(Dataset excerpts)
------------------------------------------------------------

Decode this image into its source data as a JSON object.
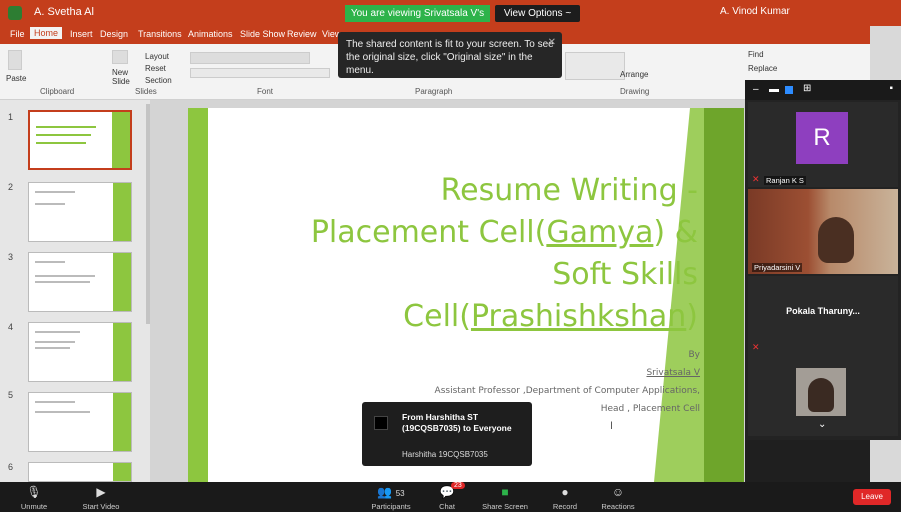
{
  "titlebar": {
    "doc_title": "A. Svetha Al",
    "share_banner": "You are viewing Srivatsala V's screen",
    "view_options": "View Options ~",
    "user": "A. Vinod Kumar"
  },
  "tabs": [
    "File",
    "Home",
    "Insert",
    "Design",
    "Transitions",
    "Animations",
    "Slide Show",
    "Review",
    "View"
  ],
  "ribbon": {
    "groups": [
      "Clipboard",
      "Slides",
      "Font",
      "Paragraph",
      "Drawing"
    ],
    "paste": "Paste",
    "new_slide": "New Slide",
    "layout": "Layout",
    "reset": "Reset",
    "section": "Section",
    "arrange": "Arrange",
    "find": "Find",
    "replace": "Replace"
  },
  "tooltip": {
    "text": "The shared content is fit to your screen. To see the original size, click \"Original size\" in the menu."
  },
  "thumbnails": [
    "1",
    "2",
    "3",
    "4",
    "5",
    "6"
  ],
  "slide": {
    "title_lines": [
      "Resume Writing -",
      "Placement Cell(",
      "Gamya",
      ") &",
      "Soft Skills",
      "Cell(",
      "Prashishkshan",
      ")"
    ],
    "by": "By",
    "author": "Srivatsala V",
    "role": "Assistant Professor ,Department of Computer Applications,",
    "head": "Head , Placement Cell"
  },
  "chat_notification": {
    "from": "From Harshitha ST (19CQSB7035) to Everyone",
    "message": "Harshitha 19CQSB7035"
  },
  "participants_panel": {
    "tiles": [
      {
        "avatar_letter": "R",
        "name": "Ranjan K S"
      },
      {
        "name": "Priyadarsini V"
      },
      {
        "name": "Pokala Tharuny..."
      }
    ]
  },
  "toolbar": {
    "unmute": "Unmute",
    "start_video": "Start Video",
    "participants": "Participants",
    "participants_count": "53",
    "chat": "Chat",
    "chat_badge": "23",
    "share_screen": "Share Screen",
    "record": "Record",
    "reactions": "Reactions",
    "leave": "Leave"
  },
  "colors": {
    "accent": "#c43e1c",
    "slide_green": "#8dc63f",
    "zoom_green": "#2db34a",
    "leave_red": "#e02828"
  }
}
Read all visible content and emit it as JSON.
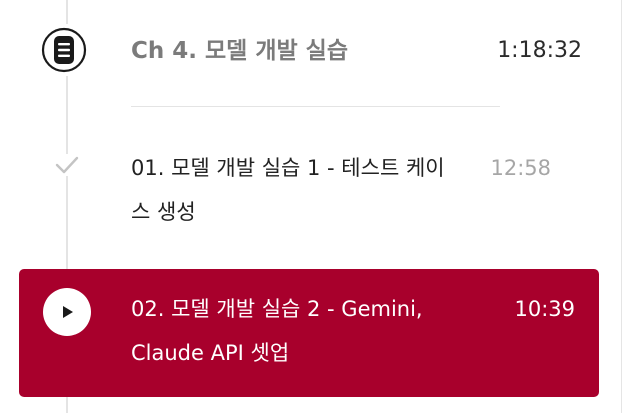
{
  "chapter": {
    "icon": "list-document-icon",
    "title": "Ch 4. 모델 개발 실습",
    "duration": "1:18:32"
  },
  "lessons": [
    {
      "icon": "check-icon",
      "status": "completed",
      "title": "01. 모델 개발 실습 1 - 테스트 케이스 생성",
      "duration": "12:58"
    },
    {
      "icon": "play-icon",
      "status": "playing",
      "title": "02. 모델 개발 실습 2 - Gemini, Claude API 셋업",
      "duration": "10:39"
    }
  ],
  "colors": {
    "active_background": "#a8002c",
    "timeline": "#e4e4e4",
    "chapter_title": "#7b7b7b",
    "completed_duration": "#a6a6a6"
  }
}
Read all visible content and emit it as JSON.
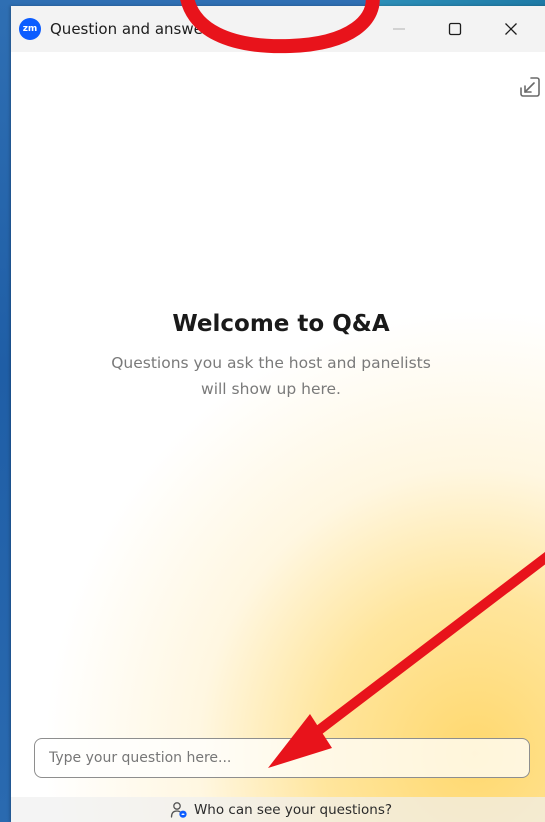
{
  "window": {
    "title": "Question and answer",
    "logo_text": "zm",
    "minimize_icon": "minimize-icon",
    "maximize_icon": "maximize-icon",
    "close_icon": "close-icon"
  },
  "toolbar": {
    "popout_icon": "popout-arrow-icon"
  },
  "welcome": {
    "title": "Welcome to Q&A",
    "subtitle_line1": "Questions you ask the host and panelists",
    "subtitle_line2": "will show up here."
  },
  "input": {
    "placeholder": "Type your question here...",
    "value": ""
  },
  "footer": {
    "label": "Who can see your questions?",
    "icon": "person-visibility-icon"
  },
  "colors": {
    "brand": "#0b5cff",
    "annotation": "#e8131b",
    "highlight": "#ffd666"
  }
}
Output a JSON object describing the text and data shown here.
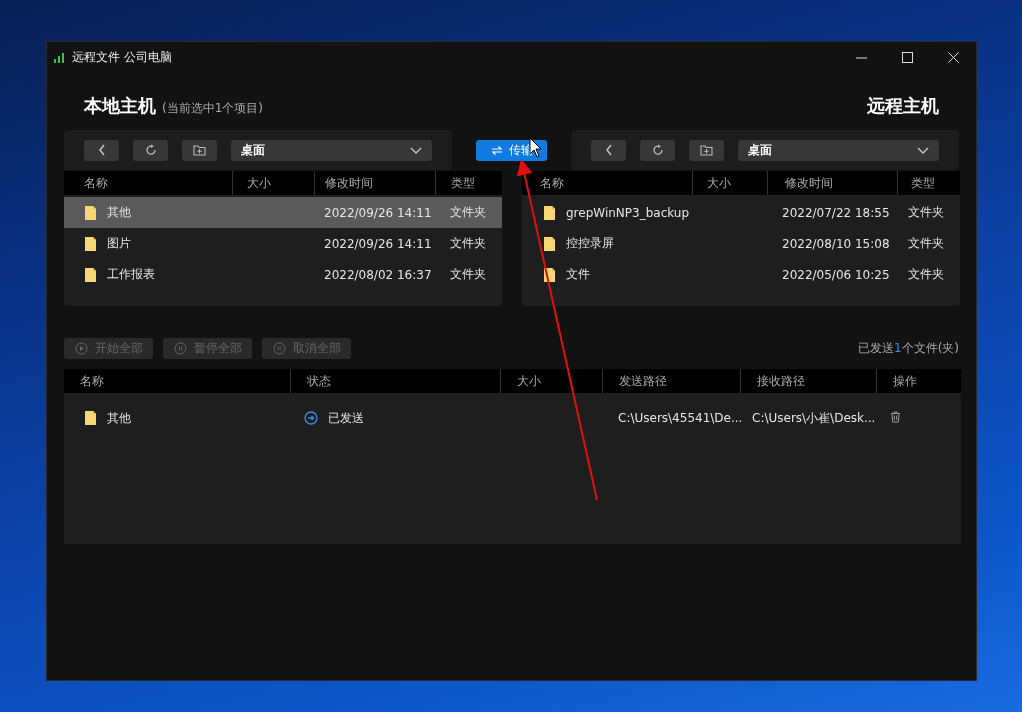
{
  "window": {
    "title": "远程文件 公司电脑"
  },
  "local": {
    "heading": "本地主机",
    "selection_note": "(当前选中1个项目)",
    "path": "桌面",
    "columns": [
      "名称",
      "大小",
      "修改时间",
      "类型"
    ],
    "rows": [
      {
        "name": "其他",
        "modified": "2022/09/26 14:11",
        "type": "文件夹",
        "selected": true
      },
      {
        "name": "图片",
        "modified": "2022/09/26 14:11",
        "type": "文件夹",
        "selected": false
      },
      {
        "name": "工作报表",
        "modified": "2022/08/02 16:37",
        "type": "文件夹",
        "selected": false
      }
    ]
  },
  "transfer_button": {
    "label": "传输"
  },
  "remote": {
    "heading": "远程主机",
    "path": "桌面",
    "columns": [
      "名称",
      "大小",
      "修改时间",
      "类型"
    ],
    "rows": [
      {
        "name": "grepWinNP3_backup",
        "modified": "2022/07/22 18:55",
        "type": "文件夹",
        "selected": false
      },
      {
        "name": "控控录屏",
        "modified": "2022/08/10 15:08",
        "type": "文件夹",
        "selected": false
      },
      {
        "name": "文件",
        "modified": "2022/05/06 10:25",
        "type": "文件夹",
        "selected": false
      }
    ]
  },
  "transfer_actions": [
    {
      "kind": "start",
      "label": "开始全部",
      "disabled": true
    },
    {
      "kind": "pause",
      "label": "暂停全部",
      "disabled": true
    },
    {
      "kind": "cancel",
      "label": "取消全部",
      "disabled": true
    }
  ],
  "sent_summary": {
    "prefix": "已发送",
    "count": "1",
    "suffix": "个文件(夹)"
  },
  "transfers": {
    "columns": [
      "名称",
      "状态",
      "大小",
      "发送路径",
      "接收路径",
      "操作"
    ],
    "rows": [
      {
        "name": "其他",
        "status": "已发送",
        "source": "C:\\Users\\45541\\De...",
        "destination": "C:\\Users\\小崔\\Desk..."
      }
    ]
  }
}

------------------------------------------------------------

**EXERCISE**: Locate the lines above that contain "object" and copy them.

**ANSWER BELOW**:
Decode this image into its source data as a JSON object.
Output a JSON object describing the text and data shown here.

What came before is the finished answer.